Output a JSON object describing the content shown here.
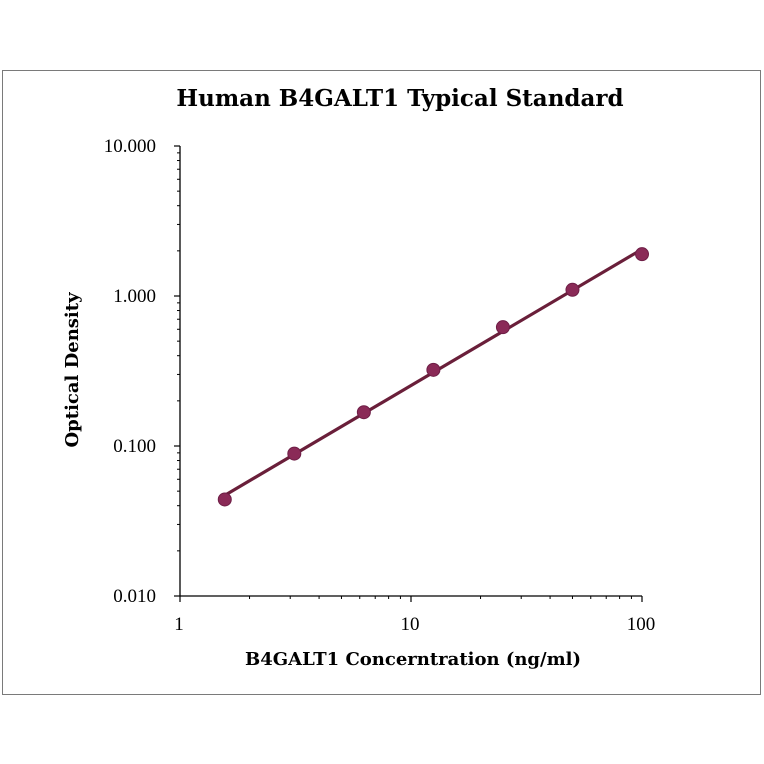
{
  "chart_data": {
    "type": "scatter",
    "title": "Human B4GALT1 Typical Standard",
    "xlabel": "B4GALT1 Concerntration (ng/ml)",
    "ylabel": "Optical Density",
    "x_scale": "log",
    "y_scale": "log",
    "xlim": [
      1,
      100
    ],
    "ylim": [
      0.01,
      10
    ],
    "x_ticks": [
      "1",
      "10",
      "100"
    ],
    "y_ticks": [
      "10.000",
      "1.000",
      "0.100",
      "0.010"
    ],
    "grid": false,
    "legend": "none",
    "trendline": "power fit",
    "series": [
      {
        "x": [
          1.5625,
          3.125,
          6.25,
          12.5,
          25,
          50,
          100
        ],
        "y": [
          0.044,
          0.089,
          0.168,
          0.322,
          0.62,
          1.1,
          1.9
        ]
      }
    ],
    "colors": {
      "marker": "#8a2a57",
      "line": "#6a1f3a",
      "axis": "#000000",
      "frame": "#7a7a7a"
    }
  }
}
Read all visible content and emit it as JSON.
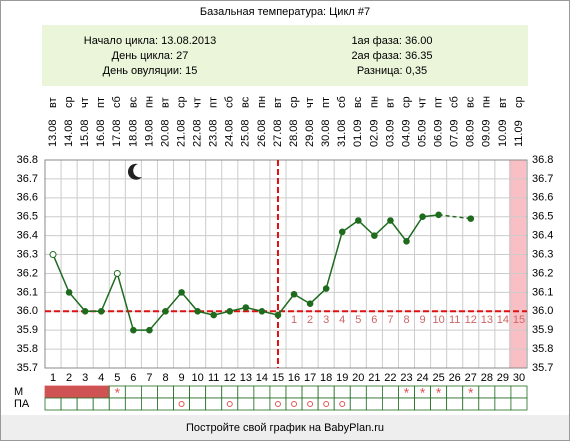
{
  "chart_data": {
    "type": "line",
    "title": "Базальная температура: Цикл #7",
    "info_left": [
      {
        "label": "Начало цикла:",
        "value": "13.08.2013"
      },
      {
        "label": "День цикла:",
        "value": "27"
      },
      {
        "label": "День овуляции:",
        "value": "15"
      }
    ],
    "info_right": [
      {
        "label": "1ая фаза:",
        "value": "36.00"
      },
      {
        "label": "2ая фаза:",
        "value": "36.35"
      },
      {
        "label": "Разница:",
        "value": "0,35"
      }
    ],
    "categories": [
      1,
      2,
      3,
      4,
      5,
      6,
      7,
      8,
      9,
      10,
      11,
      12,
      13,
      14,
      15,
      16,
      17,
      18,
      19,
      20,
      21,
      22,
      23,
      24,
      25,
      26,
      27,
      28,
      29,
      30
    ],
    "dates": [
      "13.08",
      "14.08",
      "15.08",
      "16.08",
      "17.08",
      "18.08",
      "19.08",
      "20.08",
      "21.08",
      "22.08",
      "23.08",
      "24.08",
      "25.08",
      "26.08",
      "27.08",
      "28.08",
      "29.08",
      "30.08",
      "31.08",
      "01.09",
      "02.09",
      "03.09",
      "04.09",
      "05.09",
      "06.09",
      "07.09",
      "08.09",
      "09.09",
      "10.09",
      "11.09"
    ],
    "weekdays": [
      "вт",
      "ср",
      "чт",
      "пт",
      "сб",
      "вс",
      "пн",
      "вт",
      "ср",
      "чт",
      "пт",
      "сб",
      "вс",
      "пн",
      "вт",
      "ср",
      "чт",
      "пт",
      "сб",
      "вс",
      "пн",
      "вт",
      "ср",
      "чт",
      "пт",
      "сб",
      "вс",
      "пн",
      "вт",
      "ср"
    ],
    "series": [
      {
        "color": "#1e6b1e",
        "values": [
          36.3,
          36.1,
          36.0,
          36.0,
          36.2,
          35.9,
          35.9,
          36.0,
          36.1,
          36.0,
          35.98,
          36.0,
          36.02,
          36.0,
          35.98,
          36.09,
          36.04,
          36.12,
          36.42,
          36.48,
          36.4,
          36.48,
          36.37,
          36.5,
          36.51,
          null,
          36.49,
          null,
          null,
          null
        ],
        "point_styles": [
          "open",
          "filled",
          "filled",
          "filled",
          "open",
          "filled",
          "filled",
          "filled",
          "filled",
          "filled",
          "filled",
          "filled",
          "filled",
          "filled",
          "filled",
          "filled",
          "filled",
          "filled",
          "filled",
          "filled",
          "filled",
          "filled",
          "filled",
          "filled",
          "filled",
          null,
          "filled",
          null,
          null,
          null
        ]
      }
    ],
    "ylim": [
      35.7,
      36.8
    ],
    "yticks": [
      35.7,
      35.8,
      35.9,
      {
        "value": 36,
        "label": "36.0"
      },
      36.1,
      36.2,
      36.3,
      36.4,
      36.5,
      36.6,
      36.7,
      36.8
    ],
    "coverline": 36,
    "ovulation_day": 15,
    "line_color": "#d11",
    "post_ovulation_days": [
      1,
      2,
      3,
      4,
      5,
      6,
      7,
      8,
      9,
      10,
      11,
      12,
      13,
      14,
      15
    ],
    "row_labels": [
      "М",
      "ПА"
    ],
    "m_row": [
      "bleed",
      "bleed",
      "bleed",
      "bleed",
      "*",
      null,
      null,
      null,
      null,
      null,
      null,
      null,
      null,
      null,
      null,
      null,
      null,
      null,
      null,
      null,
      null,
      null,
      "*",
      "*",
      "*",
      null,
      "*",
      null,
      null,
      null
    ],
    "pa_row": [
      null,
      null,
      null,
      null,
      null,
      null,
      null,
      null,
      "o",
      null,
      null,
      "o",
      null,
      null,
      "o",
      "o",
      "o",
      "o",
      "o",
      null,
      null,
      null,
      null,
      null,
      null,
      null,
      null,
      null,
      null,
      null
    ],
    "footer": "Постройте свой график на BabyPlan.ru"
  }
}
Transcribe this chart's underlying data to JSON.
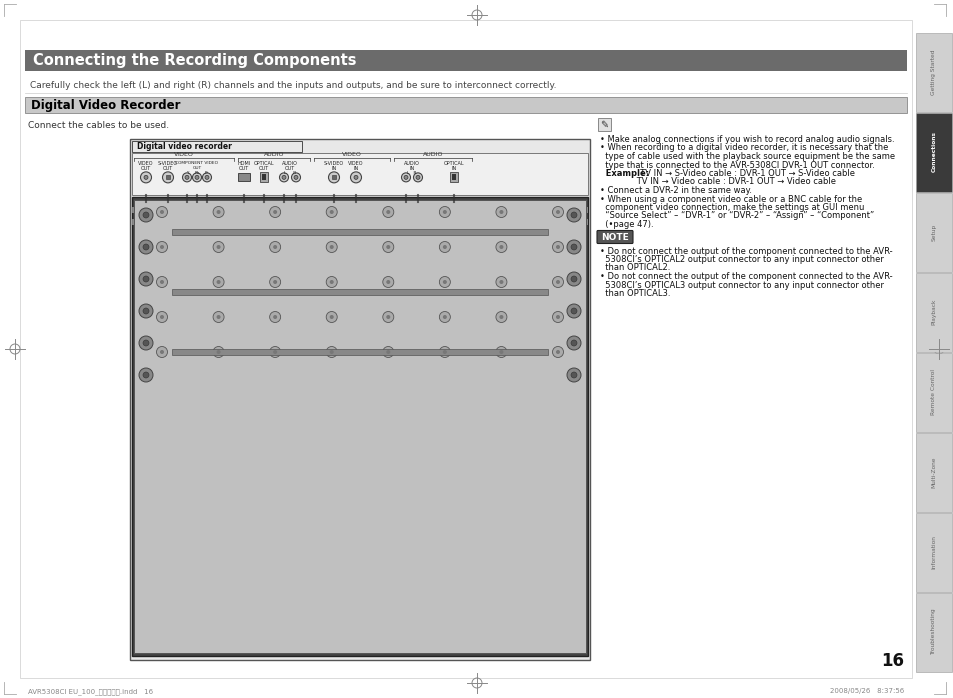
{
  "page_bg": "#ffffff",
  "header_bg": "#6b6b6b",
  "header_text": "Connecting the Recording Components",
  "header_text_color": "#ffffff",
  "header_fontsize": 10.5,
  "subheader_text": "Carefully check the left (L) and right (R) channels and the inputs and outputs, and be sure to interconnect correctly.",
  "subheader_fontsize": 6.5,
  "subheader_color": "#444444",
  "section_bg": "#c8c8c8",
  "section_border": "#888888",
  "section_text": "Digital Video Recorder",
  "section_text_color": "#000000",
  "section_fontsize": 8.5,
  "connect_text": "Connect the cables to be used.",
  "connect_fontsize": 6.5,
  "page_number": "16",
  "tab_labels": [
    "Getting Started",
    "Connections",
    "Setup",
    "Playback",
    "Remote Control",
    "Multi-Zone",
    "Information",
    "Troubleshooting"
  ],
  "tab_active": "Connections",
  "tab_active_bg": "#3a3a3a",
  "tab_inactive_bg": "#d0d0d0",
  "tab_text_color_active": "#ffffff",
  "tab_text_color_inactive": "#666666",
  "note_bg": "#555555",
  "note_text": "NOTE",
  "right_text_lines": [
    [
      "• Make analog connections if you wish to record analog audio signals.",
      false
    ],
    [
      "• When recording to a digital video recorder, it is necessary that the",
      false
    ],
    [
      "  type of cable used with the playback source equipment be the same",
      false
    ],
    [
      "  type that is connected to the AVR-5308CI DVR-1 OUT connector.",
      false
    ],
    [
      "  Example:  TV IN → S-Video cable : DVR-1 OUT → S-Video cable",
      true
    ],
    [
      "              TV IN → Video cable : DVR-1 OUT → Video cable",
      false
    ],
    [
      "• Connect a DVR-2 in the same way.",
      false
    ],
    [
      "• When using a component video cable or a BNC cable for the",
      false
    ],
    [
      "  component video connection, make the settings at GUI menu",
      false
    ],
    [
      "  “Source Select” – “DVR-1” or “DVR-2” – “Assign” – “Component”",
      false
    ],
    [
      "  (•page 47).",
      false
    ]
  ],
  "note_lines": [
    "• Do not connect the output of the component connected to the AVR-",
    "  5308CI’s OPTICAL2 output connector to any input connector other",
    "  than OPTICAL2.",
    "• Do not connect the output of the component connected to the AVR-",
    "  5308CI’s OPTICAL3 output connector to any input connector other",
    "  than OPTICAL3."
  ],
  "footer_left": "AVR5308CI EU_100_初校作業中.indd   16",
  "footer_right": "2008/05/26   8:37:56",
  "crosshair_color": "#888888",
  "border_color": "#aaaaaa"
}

> REQUIRED TASK: Locate the word "same" in the data above. Copy every line carrying it.

> THE RESULT:
      "  type of cable used with the playback source equipment be the same",
      "• Connect a DVR-2 in the same way.",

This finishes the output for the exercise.